Give back the records below exactly, every one, with no pictures.

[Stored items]
+ + +
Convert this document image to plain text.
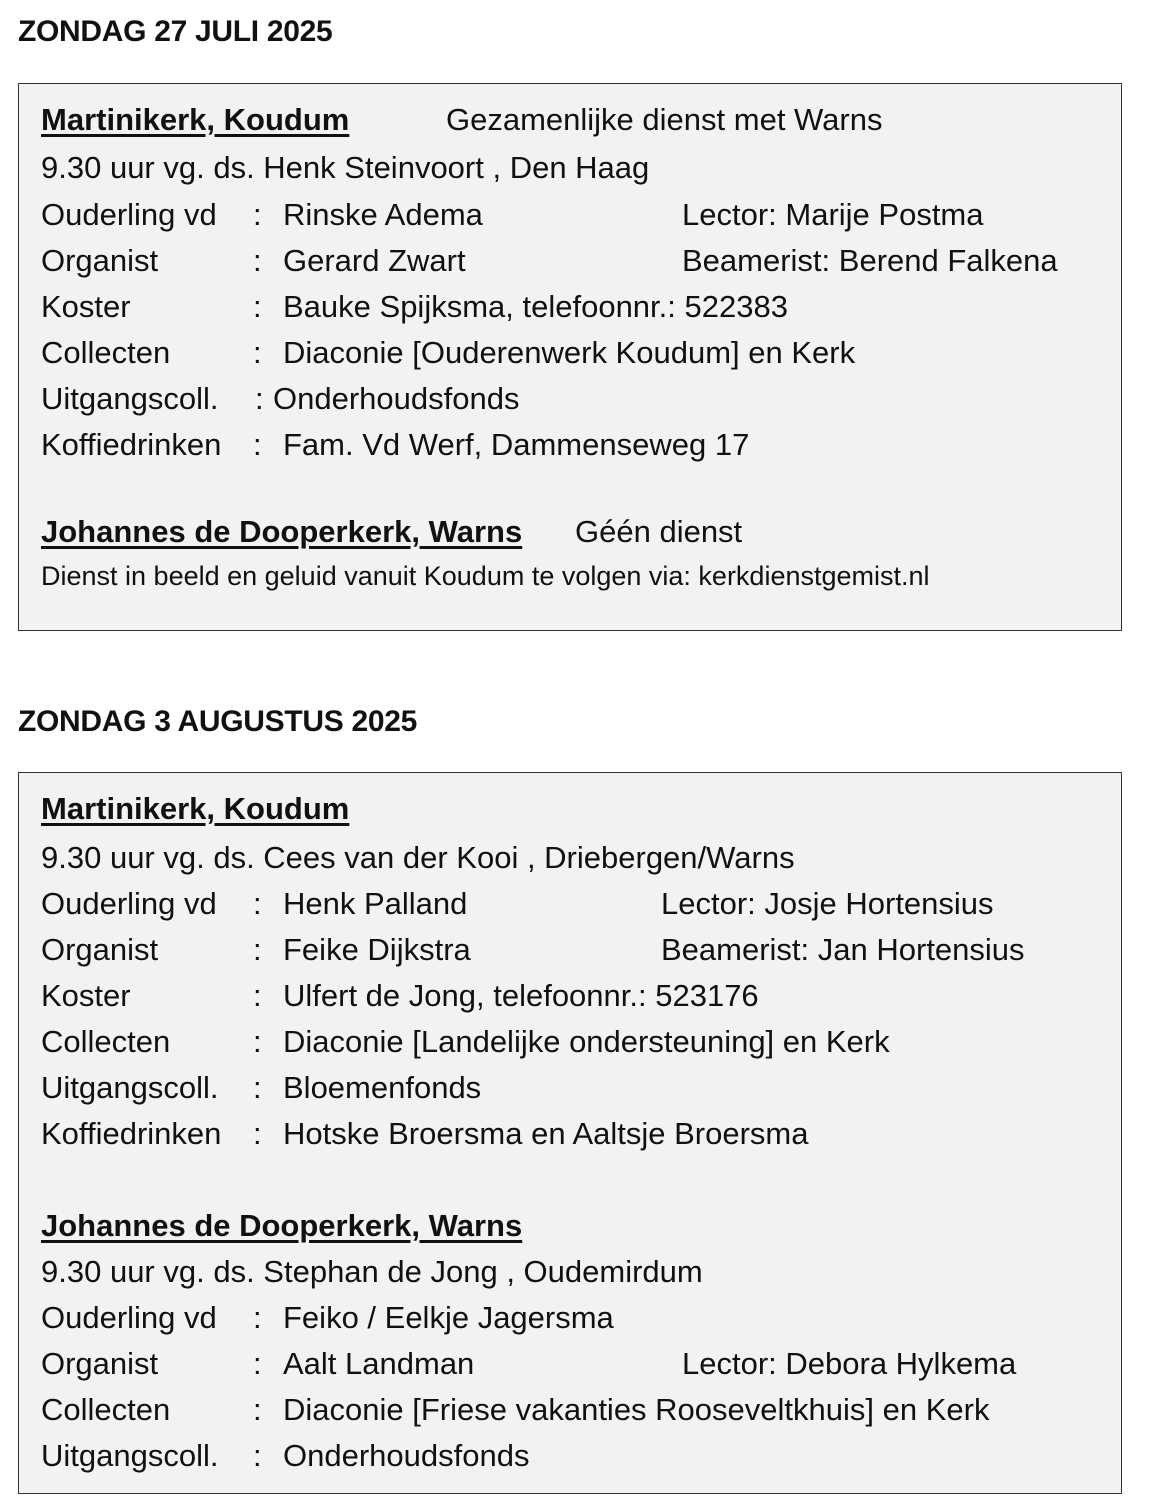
ZONDAG 27 JULI 2025
Martinikerk, Koudum	Gezamenlijke dienst met Warns
9.30 uur vg. ds. Henk Steinvoort , Den Haag
Ouderling vd : Rinske Adema	Lector: Marije Postma
Organist	: Gerard Zwart	Beamerist: Berend Falkena
Koster	: Bauke Spijksma, telefoonnr.: 522383
Collecten	: Diaconie [Ouderenwerk Koudum] en Kerk
Uitgangscoll. : Onderhoudsfonds
Koffiedrinken : Fam. Vd Werf, Dammenseweg 17
Johannes de Dooperkerk, Warns Géén dienst
Dienst in beeld en geluid vanuit Koudum te volgen via: kerkdienstgemist.nl
ZONDAG 3 AUGUSTUS 2025
Martinikerk, Koudum
9.30 uur vg. ds. Cees van der Kooi , Driebergen/Warns
Ouderling vd : Henk Palland	Lector: Josje Hortensius
Organist	: Feike Dijkstra	Beamerist: Jan Hortensius
Koster	: Ulfert de Jong, telefoonnr.: 523176
Collecten	: Diaconie [Landelijke ondersteuning] en Kerk
Uitgangscoll. : Bloemenfonds
Koffiedrinken : Hotske Broersma en Aaltsje Broersma
Johannes de Dooperkerk, Warns
9.30 uur vg. ds. Stephan de Jong , Oudemirdum
Ouderling vd : Feiko / Eelkje Jagersma
Organist	: Aalt Landman	Lector: Debora Hylkema
Collecten	: Diaconie [Friese vakanties Rooseveltkhuis] en Kerk
Uitgangscoll. : Onderhoudsfonds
+ + +
Solution:
Convert this document image to plain text.
ZONDAG 27 JULI 2025
Martinikerk, Koudum	Gezamenlijke dienst met Warns
9.30 uur vg. ds. Henk Steinvoort , Den Haag
Ouderling vd : Rinske Adema	Lector: Marije Postma
Organist	: Gerard Zwart	Beamerist: Berend Falkena
Koster	: Bauke Spijksma, telefoonnr.: 522383
Collecten	: Diaconie [Ouderenwerk Koudum] en Kerk
Uitgangscoll. : Onderhoudsfonds
Koffiedrinken : Fam. Vd Werf, Dammenseweg 17
Johannes de Dooperkerk, Warns Géén dienst
Dienst in beeld en geluid vanuit Koudum te volgen via: kerkdienstgemist.nl
ZONDAG 3 AUGUSTUS 2025
Martinikerk, Koudum
9.30 uur vg. ds. Cees van der Kooi , Driebergen/Warns
Ouderling vd : Henk Palland	Lector: Josje Hortensius
Organist	: Feike Dijkstra	Beamerist: Jan Hortensius
Koster	: Ulfert de Jong, telefoonnr.: 523176
Collecten	: Diaconie [Landelijke ondersteuning] en Kerk
Uitgangscoll. : Bloemenfonds
Koffiedrinken : Hotske Broersma en Aaltsje Broersma
Johannes de Dooperkerk, Warns
9.30 uur vg. ds. Stephan de Jong , Oudemirdum
Ouderling vd : Feiko / Eelkje Jagersma
Organist	: Aalt Landman	Lector: Debora Hylkema
Collecten	: Diaconie [Friese vakanties Rooseveltkhuis] en Kerk
Uitgangscoll. : Onderhoudsfonds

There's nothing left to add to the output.